What is required
Copy out each line of the material below that holds the string "남녀차별행위유형".

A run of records
------------

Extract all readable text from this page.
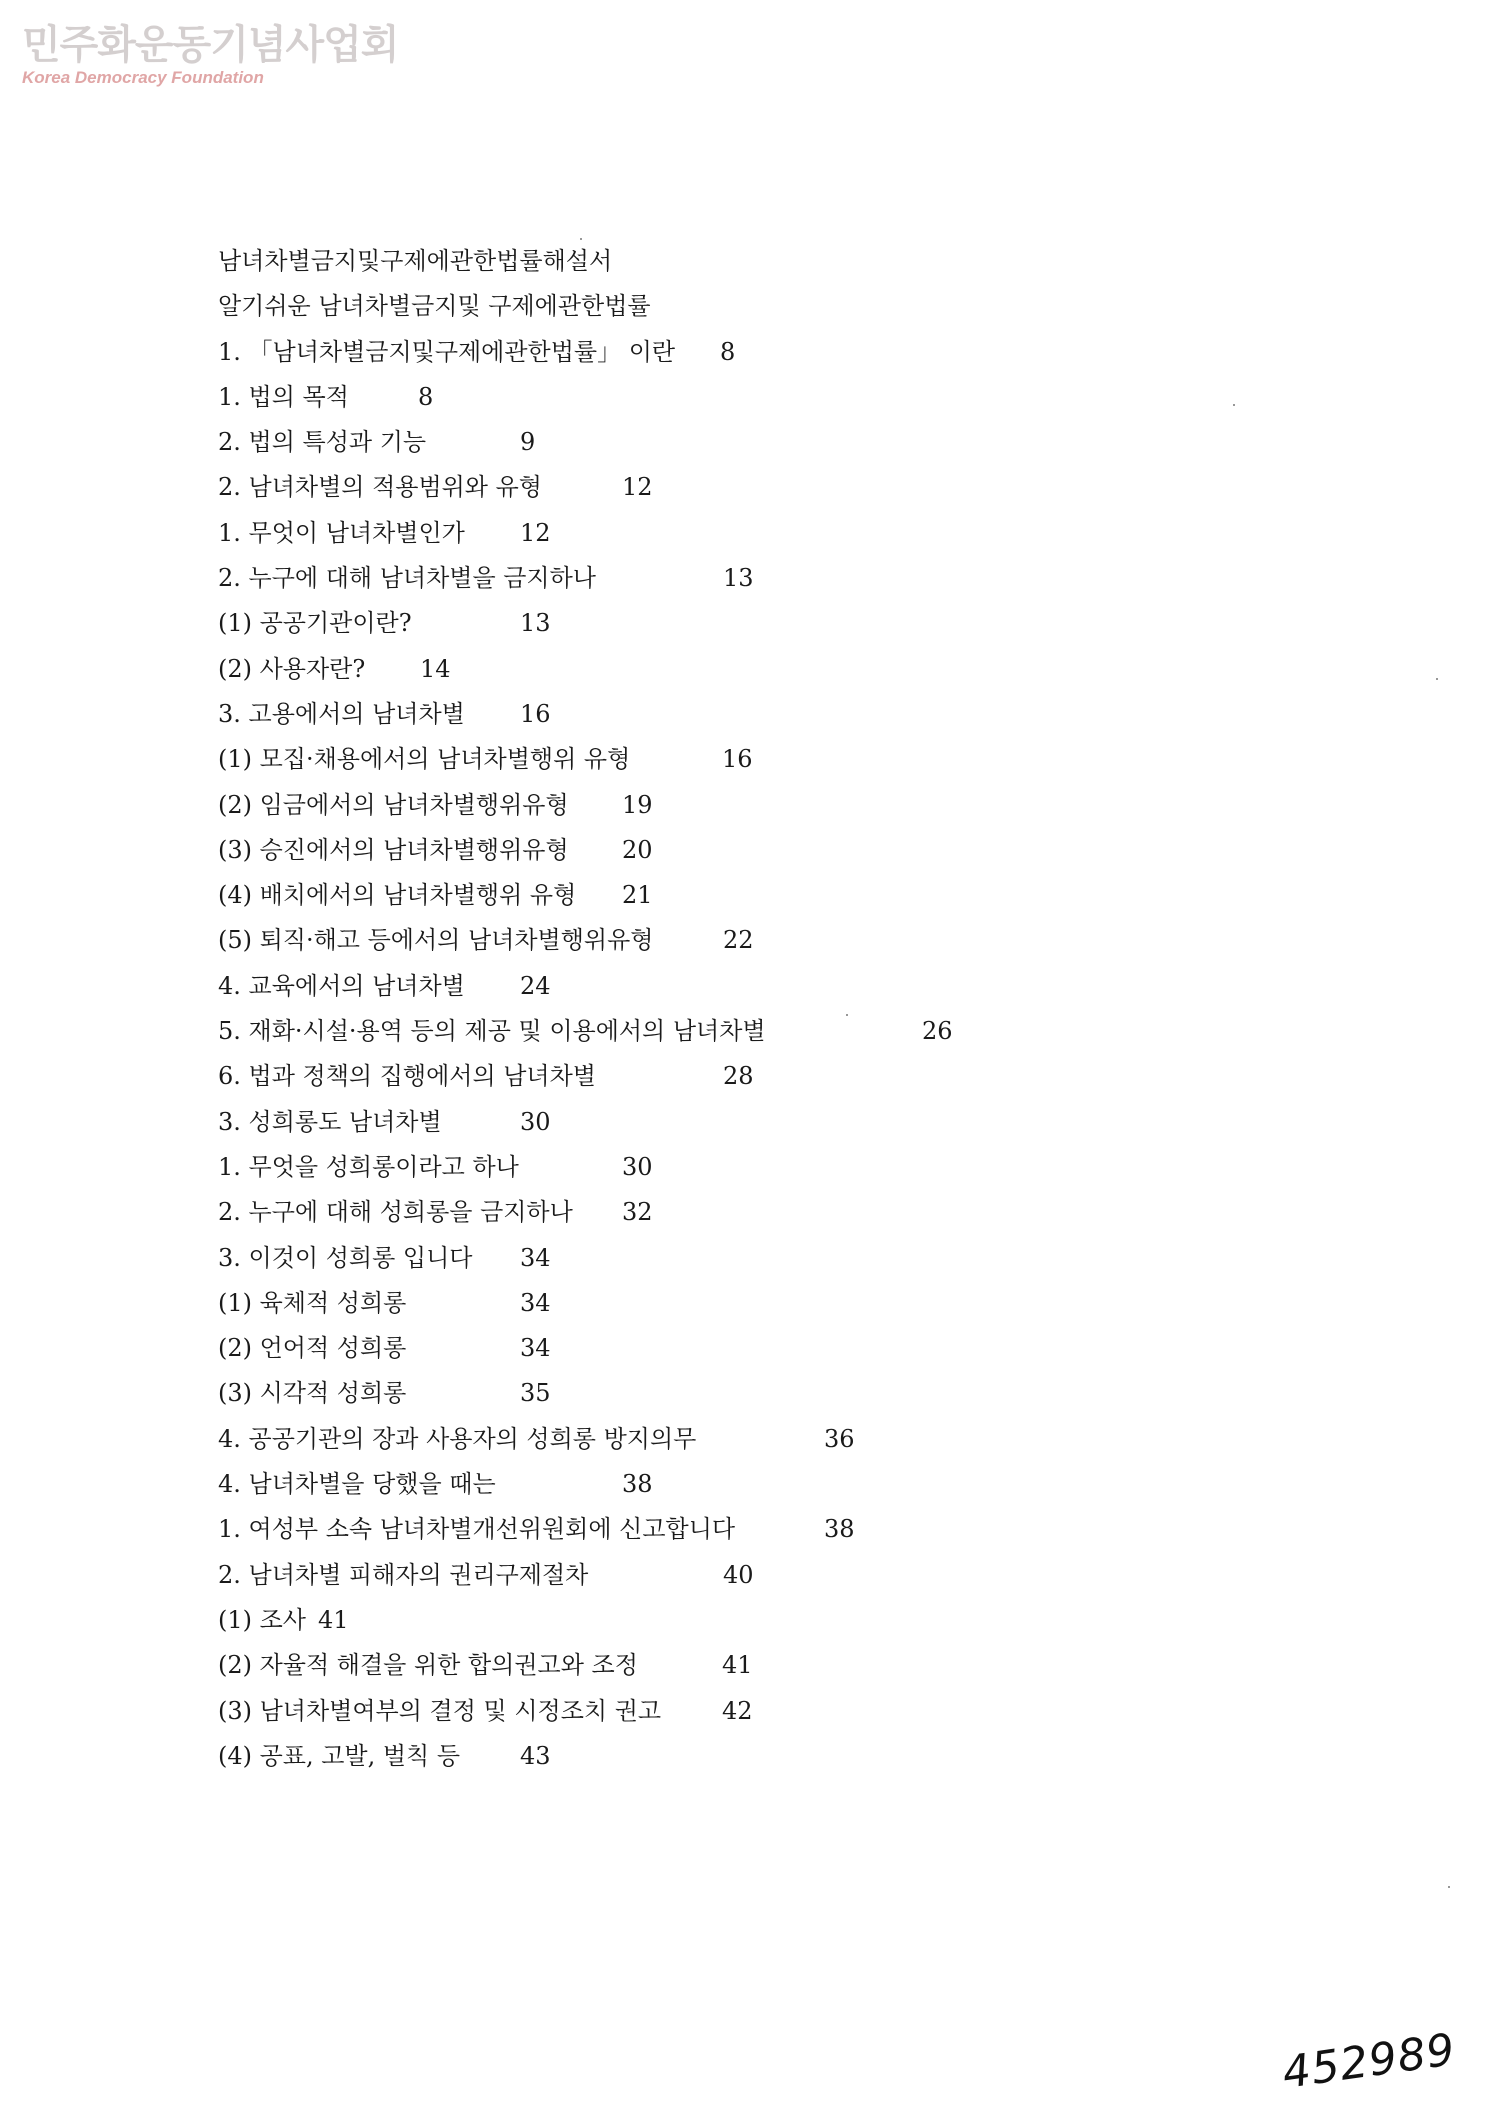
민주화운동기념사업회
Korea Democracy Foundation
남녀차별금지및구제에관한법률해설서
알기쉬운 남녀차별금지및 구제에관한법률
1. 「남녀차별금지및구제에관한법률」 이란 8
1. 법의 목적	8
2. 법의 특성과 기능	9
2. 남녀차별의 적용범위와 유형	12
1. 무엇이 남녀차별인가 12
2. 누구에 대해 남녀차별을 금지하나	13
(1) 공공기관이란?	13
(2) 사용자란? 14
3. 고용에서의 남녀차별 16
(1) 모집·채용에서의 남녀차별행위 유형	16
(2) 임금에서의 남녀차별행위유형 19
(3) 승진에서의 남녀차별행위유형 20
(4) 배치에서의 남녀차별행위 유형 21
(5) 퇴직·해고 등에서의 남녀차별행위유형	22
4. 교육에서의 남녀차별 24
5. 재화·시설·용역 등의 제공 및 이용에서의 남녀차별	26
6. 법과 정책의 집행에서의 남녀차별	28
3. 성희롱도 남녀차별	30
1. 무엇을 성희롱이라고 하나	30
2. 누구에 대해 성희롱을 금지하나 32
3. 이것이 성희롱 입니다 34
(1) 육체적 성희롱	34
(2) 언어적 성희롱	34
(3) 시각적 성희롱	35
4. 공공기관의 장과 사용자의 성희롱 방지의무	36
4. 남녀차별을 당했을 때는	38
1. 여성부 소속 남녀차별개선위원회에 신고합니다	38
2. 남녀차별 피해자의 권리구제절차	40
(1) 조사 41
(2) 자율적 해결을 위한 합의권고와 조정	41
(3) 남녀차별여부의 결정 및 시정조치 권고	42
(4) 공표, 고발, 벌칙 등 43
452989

------------

Response below
(2) 임금에서의 남녀차별행위유형 19
(3) 승진에서의 남녀차별행위유형 20
(5) 퇴직·해고 등에서의 남녀차별행위유형	22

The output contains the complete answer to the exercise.